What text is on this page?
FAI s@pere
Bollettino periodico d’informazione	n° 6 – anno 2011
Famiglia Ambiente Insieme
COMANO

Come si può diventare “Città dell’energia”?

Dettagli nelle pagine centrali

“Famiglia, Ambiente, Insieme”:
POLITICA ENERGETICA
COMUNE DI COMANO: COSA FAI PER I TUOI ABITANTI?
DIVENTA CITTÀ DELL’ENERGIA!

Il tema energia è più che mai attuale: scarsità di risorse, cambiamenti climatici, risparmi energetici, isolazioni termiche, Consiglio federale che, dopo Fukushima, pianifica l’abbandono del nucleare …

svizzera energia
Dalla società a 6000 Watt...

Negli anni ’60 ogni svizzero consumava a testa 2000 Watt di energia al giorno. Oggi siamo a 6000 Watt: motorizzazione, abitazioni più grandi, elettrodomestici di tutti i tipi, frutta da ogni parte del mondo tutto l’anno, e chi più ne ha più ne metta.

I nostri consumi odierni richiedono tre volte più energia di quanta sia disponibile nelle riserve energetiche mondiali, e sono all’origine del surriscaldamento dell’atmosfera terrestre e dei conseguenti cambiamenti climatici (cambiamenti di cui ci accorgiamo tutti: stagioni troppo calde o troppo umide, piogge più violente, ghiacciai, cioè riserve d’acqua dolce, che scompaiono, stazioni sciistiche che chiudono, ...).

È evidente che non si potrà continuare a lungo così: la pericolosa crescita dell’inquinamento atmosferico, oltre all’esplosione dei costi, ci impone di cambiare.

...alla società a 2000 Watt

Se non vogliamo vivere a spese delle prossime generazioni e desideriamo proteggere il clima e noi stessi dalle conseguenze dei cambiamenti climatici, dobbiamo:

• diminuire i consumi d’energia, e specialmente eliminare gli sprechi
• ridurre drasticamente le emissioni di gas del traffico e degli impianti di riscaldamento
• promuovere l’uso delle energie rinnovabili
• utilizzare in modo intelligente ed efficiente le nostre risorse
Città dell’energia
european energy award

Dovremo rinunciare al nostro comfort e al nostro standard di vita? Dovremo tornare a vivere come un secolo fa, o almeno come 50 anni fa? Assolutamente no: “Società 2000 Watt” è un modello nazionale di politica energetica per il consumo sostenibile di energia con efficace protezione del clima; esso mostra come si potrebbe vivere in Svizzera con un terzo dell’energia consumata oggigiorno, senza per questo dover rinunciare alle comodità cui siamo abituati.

**THE TASK:**
Select every line in the material above where the string "Watt" occurs, and copy it.

**FULL ANSWER:**
Dalla società a 6000 Watt...
Negli anni ’60 ogni svizzero consumava a testa 2000 Watt di energia al giorno. Oggi siamo a 6000 Watt: motorizzazione, abitazioni più grandi, elettrodomestici di tutti i tipi, frutta da ogni parte del mondo tutto l’anno, e chi più ne ha più ne metta.
...alla società a 2000 Watt
Dovremo rinunciare al nostro comfort e al nostro standard di vita? Dovremo tornare a vivere come un secolo fa, o almeno come 50 anni fa? Assolutamente no: “Società 2000 Watt” è un modello nazionale di politica energetica per il consumo sostenibile di energia con efficace protezione del clima; esso mostra come si potrebbe vivere in Svizzera con un terzo dell’energia consumata oggigiorno, senza per questo dover rinunciare alle comodità cui siamo abituati.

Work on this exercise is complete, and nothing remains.